----- Information provided -----
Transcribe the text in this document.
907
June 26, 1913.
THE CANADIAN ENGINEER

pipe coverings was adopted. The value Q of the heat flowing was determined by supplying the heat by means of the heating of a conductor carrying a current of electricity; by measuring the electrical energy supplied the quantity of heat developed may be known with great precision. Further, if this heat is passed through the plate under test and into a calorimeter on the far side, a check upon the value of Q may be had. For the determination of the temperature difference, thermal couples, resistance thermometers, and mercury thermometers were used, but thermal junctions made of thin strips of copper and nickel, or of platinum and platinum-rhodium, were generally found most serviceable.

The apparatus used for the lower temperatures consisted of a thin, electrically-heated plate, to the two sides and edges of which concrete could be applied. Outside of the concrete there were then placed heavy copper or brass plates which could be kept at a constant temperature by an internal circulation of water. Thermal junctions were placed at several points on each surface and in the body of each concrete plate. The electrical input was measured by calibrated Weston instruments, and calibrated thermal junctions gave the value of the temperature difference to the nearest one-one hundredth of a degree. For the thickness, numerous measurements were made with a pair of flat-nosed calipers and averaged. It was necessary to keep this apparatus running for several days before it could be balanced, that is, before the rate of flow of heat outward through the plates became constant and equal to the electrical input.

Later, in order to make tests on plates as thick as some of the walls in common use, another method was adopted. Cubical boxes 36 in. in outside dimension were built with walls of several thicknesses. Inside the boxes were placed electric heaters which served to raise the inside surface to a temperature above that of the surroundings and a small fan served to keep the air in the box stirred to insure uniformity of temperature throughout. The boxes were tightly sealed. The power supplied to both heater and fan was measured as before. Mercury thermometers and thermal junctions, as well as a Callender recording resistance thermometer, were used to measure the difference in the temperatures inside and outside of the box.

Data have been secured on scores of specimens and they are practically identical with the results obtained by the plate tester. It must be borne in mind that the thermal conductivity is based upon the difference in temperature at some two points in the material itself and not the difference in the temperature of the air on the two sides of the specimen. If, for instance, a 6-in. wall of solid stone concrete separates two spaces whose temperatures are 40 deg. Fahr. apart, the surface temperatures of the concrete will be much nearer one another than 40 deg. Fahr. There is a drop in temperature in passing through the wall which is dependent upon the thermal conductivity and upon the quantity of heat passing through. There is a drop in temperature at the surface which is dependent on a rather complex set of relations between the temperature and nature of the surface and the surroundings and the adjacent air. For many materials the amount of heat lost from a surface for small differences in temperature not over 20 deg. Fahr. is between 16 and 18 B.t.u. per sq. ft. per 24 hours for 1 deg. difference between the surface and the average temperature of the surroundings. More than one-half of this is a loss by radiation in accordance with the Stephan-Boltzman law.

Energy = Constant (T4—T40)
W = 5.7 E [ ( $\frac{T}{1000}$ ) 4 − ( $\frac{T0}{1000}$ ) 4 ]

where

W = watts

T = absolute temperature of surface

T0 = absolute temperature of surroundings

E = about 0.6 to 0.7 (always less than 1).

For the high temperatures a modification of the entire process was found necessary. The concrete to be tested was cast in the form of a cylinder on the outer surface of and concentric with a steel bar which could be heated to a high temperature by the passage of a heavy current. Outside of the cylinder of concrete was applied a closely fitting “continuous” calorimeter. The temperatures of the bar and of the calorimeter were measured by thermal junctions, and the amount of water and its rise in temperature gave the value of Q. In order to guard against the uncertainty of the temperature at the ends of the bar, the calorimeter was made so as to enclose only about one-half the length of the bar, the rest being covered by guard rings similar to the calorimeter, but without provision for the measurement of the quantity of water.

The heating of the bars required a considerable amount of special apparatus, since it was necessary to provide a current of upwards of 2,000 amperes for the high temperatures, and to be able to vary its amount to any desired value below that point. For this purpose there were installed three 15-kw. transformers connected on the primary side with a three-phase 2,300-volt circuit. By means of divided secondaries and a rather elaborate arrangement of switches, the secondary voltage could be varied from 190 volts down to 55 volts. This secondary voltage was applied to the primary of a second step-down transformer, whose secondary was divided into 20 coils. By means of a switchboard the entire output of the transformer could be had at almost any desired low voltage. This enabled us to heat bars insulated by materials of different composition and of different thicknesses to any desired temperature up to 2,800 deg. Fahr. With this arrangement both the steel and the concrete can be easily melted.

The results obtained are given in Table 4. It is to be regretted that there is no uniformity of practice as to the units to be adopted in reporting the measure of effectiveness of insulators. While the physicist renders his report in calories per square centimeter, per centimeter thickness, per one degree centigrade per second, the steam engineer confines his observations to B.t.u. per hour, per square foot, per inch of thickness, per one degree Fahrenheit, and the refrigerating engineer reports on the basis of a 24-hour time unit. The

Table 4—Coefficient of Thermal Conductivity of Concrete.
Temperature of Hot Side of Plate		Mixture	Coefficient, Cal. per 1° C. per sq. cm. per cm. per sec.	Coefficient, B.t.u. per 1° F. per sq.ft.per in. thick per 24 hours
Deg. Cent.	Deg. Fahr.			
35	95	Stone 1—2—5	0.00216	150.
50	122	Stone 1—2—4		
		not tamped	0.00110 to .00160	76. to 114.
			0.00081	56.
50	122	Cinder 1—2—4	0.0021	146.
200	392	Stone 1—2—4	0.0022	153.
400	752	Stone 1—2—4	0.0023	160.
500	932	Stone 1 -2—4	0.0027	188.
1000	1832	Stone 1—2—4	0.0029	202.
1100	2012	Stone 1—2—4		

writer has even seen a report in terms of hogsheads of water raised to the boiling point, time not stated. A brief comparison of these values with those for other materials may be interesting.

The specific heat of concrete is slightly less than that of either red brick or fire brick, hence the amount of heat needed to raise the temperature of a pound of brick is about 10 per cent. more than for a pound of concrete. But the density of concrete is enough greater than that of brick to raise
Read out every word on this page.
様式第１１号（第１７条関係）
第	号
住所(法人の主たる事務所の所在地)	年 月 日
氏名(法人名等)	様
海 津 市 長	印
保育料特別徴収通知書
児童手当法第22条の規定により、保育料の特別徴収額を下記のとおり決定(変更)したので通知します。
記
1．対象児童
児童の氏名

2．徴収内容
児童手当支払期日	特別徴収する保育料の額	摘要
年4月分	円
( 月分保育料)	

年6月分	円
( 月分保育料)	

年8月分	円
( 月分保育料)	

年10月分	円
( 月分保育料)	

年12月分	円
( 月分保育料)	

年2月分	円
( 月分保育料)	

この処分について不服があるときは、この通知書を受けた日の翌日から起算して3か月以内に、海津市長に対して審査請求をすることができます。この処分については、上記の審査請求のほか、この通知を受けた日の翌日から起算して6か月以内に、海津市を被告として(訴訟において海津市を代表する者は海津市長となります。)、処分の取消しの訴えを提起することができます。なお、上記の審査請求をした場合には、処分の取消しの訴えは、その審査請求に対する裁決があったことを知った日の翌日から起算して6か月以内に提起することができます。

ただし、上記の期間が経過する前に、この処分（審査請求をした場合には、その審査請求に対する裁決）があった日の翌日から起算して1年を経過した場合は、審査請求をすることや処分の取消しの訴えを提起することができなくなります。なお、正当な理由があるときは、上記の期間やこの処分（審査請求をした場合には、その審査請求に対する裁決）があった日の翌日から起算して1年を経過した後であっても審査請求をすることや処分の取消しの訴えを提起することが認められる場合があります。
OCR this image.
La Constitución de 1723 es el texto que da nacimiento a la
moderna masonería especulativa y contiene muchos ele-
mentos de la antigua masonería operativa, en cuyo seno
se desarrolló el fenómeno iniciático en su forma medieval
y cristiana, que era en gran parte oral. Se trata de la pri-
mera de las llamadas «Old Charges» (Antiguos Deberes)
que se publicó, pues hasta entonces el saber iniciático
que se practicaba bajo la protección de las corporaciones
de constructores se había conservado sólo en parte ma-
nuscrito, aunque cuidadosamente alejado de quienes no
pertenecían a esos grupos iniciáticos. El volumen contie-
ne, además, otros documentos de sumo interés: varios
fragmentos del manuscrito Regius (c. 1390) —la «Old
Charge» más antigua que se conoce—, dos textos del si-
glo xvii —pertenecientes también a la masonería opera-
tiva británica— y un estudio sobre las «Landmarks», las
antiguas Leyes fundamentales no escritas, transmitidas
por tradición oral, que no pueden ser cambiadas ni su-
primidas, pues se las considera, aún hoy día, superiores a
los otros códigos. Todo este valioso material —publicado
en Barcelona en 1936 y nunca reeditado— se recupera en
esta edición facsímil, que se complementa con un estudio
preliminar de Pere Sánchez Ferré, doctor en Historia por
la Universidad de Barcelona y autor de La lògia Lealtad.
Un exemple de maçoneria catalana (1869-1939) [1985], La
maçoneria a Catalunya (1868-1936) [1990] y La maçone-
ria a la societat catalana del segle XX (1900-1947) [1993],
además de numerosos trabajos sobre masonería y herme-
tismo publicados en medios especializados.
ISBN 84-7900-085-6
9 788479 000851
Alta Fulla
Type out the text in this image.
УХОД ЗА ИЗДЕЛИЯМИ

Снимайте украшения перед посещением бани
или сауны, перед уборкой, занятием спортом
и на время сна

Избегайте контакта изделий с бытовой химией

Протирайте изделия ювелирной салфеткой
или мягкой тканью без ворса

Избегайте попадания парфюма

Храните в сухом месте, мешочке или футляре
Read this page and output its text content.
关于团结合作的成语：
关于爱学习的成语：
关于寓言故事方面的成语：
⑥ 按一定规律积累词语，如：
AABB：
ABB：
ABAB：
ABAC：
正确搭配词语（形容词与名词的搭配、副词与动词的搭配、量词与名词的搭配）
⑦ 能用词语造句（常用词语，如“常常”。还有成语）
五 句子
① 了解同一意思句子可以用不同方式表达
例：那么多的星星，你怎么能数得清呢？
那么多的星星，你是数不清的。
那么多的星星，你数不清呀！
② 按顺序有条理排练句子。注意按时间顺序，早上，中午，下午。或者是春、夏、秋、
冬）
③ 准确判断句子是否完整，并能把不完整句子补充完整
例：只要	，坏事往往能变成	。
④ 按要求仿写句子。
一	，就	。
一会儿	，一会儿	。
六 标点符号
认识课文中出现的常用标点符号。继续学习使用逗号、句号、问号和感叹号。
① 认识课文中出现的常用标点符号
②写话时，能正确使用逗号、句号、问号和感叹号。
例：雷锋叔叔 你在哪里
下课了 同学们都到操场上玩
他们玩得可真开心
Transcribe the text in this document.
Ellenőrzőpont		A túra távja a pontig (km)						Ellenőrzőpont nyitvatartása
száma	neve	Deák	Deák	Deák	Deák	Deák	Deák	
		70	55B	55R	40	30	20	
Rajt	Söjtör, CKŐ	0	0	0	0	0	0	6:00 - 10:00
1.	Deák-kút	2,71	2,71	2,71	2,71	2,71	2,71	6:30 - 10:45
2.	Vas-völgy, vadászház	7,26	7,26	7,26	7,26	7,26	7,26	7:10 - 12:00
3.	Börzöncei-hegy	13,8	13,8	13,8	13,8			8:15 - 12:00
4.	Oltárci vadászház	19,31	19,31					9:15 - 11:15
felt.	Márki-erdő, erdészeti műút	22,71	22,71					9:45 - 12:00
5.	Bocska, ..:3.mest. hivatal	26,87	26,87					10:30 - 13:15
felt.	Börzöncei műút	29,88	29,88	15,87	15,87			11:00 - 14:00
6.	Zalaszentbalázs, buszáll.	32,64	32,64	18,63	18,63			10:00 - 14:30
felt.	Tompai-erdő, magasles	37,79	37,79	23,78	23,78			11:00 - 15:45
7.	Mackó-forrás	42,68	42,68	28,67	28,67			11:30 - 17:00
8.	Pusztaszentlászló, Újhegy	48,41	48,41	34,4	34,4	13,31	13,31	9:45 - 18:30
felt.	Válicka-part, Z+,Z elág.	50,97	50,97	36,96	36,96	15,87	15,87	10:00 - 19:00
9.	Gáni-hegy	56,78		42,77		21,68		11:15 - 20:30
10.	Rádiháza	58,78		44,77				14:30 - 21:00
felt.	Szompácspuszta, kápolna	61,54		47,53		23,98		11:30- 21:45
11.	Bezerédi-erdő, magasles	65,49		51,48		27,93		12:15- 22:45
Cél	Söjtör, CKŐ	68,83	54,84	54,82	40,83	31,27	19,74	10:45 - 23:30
-----
From the listing above, copy every line that holds the string "catalana".

Un exemple de maçoneria catalana (1869-1939) [1985], La
ria a la societat catalana del segle XX (1900-1947) [1993],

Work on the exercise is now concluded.